-- BEGIN DATA SECTION --

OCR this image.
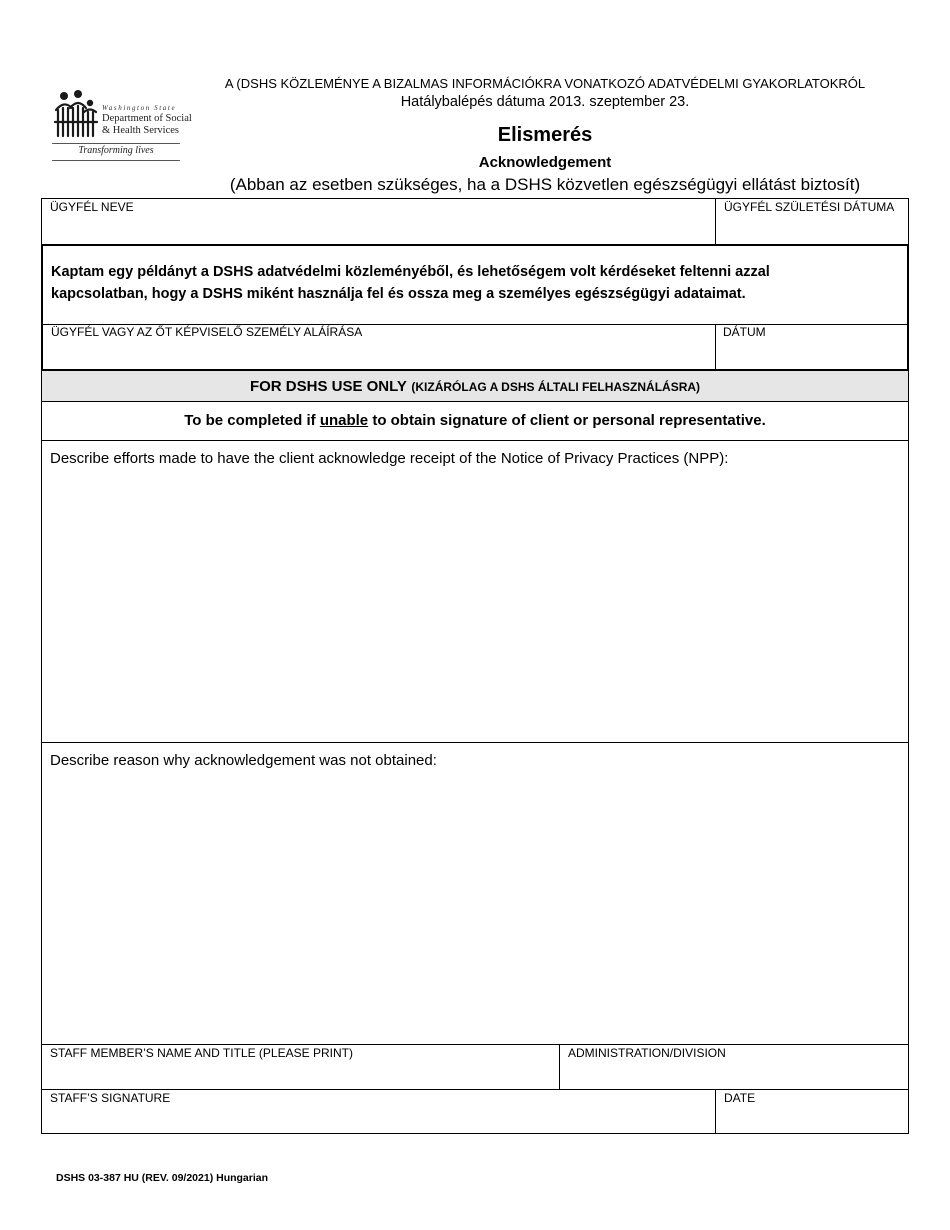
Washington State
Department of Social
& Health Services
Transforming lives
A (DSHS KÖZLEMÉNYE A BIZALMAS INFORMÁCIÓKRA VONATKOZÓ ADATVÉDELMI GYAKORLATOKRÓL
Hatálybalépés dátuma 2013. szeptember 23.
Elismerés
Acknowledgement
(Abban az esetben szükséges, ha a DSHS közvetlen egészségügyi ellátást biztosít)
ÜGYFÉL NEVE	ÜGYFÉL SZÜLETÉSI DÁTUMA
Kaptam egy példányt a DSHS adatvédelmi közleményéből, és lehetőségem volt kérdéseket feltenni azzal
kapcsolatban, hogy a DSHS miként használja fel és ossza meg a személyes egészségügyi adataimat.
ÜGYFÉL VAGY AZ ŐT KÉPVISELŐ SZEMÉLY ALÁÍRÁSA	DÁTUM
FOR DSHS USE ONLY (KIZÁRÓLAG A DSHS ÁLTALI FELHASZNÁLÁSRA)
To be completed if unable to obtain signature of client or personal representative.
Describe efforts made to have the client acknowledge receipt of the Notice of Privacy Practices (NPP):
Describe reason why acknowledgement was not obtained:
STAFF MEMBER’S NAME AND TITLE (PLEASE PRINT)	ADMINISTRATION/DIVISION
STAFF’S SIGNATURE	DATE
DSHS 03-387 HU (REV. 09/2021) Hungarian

-- END DATA SECTION --

**THE EXERCISE**. Give all the lines above again, character for character, without pictures.

**TASK OUTPUT**.
OCR this image.
Washington State
Department of Social
& Health Services
Transforming lives
A (DSHS KÖZLEMÉNYE A BIZALMAS INFORMÁCIÓKRA VONATKOZÓ ADATVÉDELMI GYAKORLATOKRÓL
Hatálybalépés dátuma 2013. szeptember 23.
Elismerés
Acknowledgement
(Abban az esetben szükséges, ha a DSHS közvetlen egészségügyi ellátást biztosít)
ÜGYFÉL NEVE	ÜGYFÉL SZÜLETÉSI DÁTUMA
Kaptam egy példányt a DSHS adatvédelmi közleményéből, és lehetőségem volt kérdéseket feltenni azzal
kapcsolatban, hogy a DSHS miként használja fel és ossza meg a személyes egészségügyi adataimat.
ÜGYFÉL VAGY AZ ŐT KÉPVISELŐ SZEMÉLY ALÁÍRÁSA	DÁTUM
FOR DSHS USE ONLY (KIZÁRÓLAG A DSHS ÁLTALI FELHASZNÁLÁSRA)
To be completed if unable to obtain signature of client or personal representative.
Describe efforts made to have the client acknowledge receipt of the Notice of Privacy Practices (NPP):
Describe reason why acknowledgement was not obtained:
STAFF MEMBER’S NAME AND TITLE (PLEASE PRINT)	ADMINISTRATION/DIVISION
STAFF’S SIGNATURE	DATE
DSHS 03-387 HU (REV. 09/2021) Hungarian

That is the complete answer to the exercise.